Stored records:
=-=-=

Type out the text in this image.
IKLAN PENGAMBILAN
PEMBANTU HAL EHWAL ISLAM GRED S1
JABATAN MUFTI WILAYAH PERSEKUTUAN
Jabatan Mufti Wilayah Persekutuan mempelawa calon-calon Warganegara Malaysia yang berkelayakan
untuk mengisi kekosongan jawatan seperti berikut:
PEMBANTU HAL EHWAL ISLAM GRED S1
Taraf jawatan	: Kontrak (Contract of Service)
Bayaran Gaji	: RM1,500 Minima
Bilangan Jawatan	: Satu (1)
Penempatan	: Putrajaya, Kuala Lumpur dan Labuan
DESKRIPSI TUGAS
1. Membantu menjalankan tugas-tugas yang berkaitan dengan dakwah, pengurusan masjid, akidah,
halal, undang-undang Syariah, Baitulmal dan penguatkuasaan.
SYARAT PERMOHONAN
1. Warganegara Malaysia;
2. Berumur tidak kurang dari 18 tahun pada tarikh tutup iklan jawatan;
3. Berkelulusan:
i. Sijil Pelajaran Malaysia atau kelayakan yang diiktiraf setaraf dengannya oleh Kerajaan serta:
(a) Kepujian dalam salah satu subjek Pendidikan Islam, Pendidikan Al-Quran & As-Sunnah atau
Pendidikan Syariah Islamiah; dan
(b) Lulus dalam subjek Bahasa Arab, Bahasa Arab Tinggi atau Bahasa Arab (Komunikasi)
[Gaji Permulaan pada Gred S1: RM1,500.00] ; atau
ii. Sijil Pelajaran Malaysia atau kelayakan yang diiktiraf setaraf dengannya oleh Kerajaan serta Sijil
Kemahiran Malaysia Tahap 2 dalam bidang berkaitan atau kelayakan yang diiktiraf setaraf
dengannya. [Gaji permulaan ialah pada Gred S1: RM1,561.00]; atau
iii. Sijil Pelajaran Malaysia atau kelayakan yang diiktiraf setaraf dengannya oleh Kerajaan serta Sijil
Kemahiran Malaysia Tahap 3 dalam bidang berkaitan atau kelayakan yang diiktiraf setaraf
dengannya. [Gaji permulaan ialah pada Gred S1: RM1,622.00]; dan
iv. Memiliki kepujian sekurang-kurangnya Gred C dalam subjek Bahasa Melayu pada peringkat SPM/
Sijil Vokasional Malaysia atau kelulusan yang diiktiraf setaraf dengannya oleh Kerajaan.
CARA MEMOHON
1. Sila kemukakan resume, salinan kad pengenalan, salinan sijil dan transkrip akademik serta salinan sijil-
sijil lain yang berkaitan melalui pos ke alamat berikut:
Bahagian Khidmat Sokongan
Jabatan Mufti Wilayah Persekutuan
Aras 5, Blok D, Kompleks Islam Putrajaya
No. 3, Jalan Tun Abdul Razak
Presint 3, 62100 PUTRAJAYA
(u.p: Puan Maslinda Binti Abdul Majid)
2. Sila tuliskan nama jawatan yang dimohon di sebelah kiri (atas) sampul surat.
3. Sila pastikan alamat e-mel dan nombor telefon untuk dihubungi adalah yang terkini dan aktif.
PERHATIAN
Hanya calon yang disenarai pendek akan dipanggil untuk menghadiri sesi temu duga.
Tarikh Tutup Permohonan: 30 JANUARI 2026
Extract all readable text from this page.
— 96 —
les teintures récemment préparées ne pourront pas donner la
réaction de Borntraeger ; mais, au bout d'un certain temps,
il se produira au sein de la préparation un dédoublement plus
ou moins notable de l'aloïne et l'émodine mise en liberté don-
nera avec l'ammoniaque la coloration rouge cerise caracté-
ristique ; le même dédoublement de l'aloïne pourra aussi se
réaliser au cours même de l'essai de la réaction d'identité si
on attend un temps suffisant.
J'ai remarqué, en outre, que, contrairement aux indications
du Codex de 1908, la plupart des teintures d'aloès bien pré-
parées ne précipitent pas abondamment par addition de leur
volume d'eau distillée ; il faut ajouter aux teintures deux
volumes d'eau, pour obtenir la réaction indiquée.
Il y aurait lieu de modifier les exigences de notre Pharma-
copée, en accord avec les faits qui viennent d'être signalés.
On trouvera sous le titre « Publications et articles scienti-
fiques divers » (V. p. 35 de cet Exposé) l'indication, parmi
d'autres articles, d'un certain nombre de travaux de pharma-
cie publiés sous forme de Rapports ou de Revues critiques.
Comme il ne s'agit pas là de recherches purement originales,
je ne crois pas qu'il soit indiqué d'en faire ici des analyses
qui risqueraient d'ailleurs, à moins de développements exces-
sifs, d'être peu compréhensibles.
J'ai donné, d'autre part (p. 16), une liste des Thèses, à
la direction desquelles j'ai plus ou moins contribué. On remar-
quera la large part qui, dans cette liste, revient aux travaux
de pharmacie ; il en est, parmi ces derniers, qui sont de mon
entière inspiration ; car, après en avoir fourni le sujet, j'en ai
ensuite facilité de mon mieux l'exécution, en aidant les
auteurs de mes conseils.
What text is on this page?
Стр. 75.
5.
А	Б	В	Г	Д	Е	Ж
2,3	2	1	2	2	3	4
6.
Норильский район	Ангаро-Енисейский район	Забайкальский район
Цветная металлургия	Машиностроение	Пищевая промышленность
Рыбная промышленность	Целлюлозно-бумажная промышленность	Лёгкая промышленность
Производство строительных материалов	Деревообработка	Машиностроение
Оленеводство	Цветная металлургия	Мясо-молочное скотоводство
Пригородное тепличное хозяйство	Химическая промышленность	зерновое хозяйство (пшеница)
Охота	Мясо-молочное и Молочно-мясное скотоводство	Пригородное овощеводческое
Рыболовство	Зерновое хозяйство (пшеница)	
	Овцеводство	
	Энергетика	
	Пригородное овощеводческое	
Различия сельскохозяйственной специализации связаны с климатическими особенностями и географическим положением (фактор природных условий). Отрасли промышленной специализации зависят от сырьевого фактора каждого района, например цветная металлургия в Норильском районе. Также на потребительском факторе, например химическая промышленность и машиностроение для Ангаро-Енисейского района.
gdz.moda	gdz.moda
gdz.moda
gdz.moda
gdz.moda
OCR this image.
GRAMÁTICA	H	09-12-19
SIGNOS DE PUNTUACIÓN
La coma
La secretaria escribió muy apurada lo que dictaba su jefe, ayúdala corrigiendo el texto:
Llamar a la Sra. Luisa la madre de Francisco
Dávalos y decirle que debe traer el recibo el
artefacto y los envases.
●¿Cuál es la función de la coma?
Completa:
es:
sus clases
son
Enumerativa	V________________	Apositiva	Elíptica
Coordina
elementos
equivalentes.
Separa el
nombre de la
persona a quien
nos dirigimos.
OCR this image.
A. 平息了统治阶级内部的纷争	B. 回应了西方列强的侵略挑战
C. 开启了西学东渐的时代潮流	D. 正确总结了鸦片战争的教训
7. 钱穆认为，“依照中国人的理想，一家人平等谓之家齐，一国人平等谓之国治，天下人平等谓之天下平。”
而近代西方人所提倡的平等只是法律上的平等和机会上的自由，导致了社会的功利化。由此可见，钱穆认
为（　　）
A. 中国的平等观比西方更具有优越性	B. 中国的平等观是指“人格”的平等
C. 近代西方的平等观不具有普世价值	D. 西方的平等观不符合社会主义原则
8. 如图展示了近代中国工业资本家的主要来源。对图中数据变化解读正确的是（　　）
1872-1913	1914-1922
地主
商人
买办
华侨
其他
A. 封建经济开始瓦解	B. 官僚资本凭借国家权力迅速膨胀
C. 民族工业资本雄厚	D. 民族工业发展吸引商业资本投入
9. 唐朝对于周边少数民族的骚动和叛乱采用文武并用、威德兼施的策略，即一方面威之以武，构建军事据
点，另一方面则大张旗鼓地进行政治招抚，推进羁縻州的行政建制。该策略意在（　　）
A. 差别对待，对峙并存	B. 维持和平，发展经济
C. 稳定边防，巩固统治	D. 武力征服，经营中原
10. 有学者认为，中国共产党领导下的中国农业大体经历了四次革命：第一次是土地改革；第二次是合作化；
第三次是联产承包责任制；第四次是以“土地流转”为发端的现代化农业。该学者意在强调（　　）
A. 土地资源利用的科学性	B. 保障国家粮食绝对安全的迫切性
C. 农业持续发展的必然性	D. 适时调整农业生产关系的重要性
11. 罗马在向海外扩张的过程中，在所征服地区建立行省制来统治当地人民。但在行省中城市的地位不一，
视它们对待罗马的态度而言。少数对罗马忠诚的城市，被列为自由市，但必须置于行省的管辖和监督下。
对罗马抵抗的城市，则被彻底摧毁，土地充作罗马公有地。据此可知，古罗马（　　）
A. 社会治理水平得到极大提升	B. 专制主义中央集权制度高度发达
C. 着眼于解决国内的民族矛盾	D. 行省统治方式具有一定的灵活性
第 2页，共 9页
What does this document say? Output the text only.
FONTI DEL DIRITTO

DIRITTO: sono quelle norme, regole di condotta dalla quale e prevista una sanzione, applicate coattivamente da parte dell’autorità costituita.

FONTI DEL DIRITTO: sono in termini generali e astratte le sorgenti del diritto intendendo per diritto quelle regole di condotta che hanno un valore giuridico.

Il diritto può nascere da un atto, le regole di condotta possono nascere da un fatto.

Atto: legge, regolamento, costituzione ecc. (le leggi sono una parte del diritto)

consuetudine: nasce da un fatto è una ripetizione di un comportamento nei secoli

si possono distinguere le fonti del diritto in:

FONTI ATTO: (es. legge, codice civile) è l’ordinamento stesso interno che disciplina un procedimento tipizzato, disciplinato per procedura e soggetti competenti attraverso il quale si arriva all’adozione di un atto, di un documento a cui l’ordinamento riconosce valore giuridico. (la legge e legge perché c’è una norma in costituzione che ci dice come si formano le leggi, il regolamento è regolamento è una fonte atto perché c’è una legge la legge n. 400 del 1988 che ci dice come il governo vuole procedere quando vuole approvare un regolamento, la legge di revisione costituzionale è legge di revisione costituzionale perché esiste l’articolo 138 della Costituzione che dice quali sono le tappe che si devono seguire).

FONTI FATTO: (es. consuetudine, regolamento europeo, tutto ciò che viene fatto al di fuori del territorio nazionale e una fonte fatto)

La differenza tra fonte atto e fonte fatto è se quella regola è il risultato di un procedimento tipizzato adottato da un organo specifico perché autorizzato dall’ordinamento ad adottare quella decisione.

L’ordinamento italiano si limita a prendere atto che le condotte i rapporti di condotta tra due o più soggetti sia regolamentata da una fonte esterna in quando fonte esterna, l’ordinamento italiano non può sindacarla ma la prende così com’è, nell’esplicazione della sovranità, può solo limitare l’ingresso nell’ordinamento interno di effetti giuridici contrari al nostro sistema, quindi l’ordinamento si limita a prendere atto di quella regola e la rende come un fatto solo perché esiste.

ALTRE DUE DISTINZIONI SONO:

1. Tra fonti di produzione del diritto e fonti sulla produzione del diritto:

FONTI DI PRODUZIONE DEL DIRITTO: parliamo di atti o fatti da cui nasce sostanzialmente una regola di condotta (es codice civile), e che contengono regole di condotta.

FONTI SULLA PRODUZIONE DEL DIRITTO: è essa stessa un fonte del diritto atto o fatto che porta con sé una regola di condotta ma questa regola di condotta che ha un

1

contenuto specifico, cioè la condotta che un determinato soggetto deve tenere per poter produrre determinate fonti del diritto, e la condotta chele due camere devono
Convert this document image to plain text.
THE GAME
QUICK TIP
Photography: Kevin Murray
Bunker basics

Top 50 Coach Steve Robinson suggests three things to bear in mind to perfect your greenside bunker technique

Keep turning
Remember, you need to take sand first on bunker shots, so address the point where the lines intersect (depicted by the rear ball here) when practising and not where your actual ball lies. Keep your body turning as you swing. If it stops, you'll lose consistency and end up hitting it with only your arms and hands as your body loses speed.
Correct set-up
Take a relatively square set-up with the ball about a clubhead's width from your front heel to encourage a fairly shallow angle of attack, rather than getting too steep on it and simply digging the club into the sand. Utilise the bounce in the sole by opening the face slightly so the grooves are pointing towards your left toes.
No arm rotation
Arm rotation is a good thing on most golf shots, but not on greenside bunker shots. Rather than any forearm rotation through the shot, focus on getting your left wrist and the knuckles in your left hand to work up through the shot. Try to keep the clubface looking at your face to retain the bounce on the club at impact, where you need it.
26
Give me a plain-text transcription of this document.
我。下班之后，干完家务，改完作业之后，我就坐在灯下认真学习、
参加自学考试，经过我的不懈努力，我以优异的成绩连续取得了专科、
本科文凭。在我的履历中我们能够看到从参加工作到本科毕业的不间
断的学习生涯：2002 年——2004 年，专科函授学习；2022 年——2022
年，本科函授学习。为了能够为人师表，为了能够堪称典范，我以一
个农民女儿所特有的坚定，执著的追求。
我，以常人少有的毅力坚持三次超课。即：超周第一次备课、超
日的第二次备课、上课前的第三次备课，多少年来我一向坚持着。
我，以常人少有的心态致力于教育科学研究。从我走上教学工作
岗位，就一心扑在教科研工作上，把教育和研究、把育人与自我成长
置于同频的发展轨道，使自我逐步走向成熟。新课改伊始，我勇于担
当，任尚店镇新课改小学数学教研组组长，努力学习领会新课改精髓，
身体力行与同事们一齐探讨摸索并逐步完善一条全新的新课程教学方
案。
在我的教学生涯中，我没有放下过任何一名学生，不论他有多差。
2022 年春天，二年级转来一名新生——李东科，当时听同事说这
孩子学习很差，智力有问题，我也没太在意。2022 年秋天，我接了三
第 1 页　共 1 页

=-=-=

* **Aim**:
Show all lines in the entries above where the word "Tahap" appears.

* **Exercise solution**:
Kemahiran Malaysia Tahap 2 dalam bidang berkaitan atau kelayakan yang diiktiraf setaraf
Kemahiran Malaysia Tahap 3 dalam bidang berkaitan atau kelayakan yang diiktiraf setaraf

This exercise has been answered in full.